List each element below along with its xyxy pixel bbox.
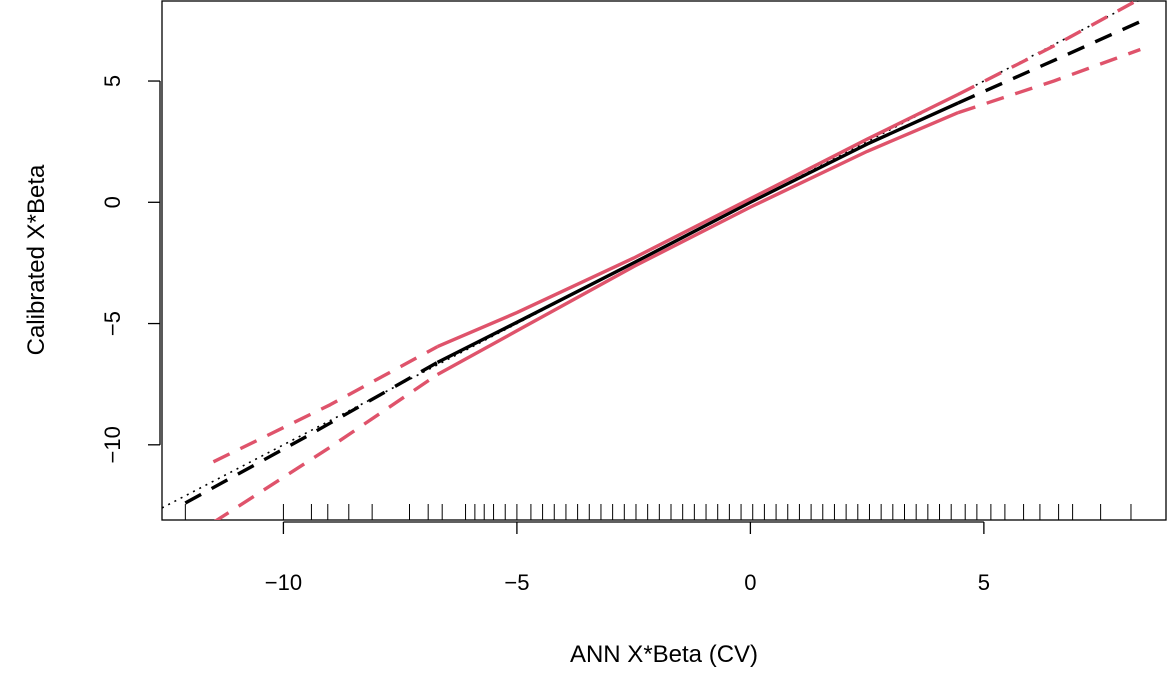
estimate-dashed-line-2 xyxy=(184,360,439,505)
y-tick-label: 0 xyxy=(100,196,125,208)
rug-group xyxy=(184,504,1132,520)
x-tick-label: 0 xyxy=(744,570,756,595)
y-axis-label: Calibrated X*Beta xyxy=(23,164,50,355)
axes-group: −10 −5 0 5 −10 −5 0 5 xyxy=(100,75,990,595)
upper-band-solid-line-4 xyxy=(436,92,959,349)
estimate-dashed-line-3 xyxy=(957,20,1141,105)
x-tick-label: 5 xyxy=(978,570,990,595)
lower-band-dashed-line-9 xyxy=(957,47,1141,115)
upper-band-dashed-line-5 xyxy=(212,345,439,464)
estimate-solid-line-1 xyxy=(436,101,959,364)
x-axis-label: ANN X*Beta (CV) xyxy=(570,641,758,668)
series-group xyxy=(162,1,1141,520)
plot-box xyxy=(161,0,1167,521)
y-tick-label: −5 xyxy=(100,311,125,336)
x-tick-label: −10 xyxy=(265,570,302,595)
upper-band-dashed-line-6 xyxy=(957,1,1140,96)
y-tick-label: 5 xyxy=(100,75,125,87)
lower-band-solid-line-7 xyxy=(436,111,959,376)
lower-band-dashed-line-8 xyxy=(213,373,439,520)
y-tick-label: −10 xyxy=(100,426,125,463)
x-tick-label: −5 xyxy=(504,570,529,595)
---*---
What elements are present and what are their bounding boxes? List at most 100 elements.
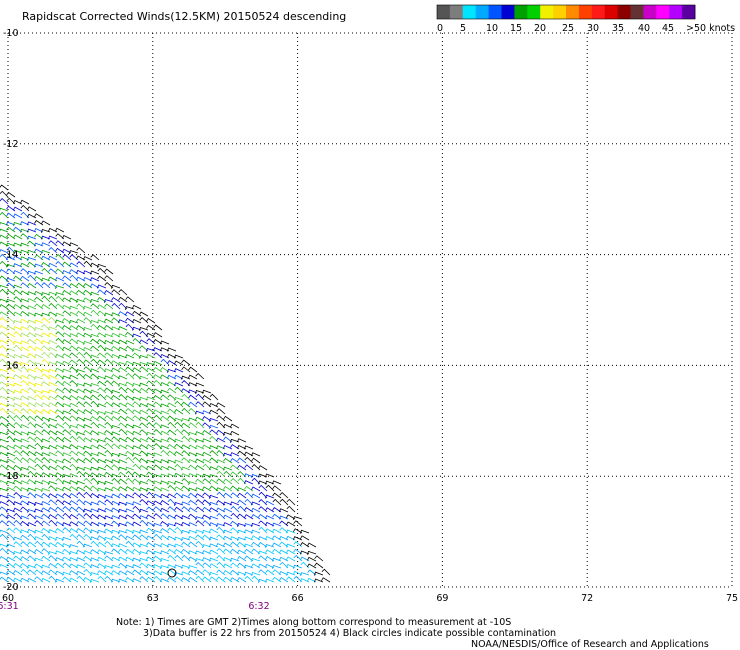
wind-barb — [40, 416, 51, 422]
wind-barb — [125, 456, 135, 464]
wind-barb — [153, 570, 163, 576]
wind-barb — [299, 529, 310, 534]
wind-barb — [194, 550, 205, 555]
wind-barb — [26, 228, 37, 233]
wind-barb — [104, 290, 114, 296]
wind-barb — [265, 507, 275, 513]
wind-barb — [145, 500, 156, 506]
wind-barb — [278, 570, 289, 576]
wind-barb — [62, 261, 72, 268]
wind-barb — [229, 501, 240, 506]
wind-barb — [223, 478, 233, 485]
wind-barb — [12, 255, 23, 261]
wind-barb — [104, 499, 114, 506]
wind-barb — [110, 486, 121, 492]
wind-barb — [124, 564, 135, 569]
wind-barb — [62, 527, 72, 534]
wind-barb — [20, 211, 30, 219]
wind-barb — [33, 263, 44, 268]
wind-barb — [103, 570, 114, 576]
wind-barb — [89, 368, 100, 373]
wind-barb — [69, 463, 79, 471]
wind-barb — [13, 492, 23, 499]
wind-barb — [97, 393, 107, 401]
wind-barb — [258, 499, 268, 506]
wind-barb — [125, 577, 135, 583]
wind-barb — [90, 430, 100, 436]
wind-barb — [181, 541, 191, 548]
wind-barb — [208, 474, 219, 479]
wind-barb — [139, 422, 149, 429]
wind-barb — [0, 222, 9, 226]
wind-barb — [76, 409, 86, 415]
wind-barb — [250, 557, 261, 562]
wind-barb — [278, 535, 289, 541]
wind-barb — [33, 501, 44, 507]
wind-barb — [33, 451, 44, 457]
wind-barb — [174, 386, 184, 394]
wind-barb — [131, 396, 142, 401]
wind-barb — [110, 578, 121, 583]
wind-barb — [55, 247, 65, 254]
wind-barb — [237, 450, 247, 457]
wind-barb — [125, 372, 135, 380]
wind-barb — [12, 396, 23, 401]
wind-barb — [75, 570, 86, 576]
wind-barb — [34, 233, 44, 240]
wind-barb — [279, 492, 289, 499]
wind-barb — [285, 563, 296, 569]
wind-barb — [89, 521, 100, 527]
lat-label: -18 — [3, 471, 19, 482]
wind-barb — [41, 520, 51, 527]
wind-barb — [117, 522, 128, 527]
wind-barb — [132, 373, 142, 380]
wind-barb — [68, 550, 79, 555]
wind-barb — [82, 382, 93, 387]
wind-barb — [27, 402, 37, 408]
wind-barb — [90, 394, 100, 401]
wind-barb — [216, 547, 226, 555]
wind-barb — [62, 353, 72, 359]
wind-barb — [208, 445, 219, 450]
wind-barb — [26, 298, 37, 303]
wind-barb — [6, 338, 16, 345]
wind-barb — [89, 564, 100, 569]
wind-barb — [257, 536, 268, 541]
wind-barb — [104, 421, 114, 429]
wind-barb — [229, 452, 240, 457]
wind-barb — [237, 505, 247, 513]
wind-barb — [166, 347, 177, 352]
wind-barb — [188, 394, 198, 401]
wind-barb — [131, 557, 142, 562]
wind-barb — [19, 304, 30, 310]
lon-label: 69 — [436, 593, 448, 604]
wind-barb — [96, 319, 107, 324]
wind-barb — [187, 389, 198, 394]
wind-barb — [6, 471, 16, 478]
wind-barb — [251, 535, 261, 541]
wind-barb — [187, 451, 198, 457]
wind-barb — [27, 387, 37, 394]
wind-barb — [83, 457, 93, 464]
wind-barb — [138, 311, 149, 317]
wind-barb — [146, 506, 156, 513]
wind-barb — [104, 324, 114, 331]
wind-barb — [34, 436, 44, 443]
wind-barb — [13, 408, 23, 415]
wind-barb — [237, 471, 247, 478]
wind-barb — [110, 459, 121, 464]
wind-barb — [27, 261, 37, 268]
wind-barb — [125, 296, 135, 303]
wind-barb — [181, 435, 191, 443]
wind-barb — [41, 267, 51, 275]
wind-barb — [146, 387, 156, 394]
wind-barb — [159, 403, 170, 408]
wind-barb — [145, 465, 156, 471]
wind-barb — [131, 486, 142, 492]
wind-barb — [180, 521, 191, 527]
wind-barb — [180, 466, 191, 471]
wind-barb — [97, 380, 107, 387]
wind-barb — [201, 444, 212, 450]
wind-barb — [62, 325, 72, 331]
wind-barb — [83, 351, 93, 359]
---*---
#### Set task
Please write out again, unchanged, the data lines from the line with "wind-barb — [40, 416, 51, 422]" to the line with "wind-barb — [229, 501, 240, 506]", both of those included.

#### Exercise output
wind-barb — [40, 416, 51, 422]
wind-barb — [125, 456, 135, 464]
wind-barb — [153, 570, 163, 576]
wind-barb — [299, 529, 310, 534]
wind-barb — [194, 550, 205, 555]
wind-barb — [26, 228, 37, 233]
wind-barb — [104, 290, 114, 296]
wind-barb — [265, 507, 275, 513]
wind-barb — [145, 500, 156, 506]
wind-barb — [278, 570, 289, 576]
wind-barb — [62, 261, 72, 268]
wind-barb — [229, 501, 240, 506]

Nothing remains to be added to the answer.